# [WORK INSTRUCTIONS]
Count the lines containing "Memperlihatkan". Give the number alone.

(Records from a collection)
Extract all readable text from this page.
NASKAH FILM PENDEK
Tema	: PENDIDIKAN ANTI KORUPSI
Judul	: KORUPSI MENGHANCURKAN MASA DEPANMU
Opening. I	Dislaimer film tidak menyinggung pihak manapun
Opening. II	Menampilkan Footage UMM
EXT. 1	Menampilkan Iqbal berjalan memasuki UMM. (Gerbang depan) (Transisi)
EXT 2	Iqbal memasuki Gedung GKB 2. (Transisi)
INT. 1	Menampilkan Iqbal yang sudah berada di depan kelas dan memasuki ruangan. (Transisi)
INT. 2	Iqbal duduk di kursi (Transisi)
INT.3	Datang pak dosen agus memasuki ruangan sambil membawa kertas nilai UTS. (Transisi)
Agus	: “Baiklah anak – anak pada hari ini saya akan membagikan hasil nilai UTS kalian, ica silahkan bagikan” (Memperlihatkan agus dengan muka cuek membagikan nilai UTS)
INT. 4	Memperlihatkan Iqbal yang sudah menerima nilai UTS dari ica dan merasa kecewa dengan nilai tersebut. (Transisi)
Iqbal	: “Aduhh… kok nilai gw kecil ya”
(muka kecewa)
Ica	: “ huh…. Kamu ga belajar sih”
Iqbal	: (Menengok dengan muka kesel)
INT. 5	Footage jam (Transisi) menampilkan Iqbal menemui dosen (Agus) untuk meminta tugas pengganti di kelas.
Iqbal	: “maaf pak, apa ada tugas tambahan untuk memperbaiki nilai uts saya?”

---

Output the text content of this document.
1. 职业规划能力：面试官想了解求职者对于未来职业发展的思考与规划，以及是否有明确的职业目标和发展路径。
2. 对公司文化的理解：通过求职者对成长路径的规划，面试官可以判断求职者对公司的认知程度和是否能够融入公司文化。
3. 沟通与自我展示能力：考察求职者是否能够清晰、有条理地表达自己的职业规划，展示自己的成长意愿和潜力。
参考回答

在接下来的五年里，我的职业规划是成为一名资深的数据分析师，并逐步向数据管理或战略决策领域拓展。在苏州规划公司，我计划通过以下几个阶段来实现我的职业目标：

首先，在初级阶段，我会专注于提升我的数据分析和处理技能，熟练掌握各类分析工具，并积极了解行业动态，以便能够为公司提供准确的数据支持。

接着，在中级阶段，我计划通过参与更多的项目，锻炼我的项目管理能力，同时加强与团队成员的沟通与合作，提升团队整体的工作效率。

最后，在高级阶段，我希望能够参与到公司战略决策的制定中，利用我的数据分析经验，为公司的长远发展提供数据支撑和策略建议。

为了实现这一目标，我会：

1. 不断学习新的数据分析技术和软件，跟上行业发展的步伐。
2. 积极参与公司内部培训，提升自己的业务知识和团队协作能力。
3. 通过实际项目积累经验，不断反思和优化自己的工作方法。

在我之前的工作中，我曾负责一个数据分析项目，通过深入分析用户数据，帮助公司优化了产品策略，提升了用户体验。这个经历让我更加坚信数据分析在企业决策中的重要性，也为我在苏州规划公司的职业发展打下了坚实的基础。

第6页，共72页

# [ANSWER TO THE PROBLEM]
2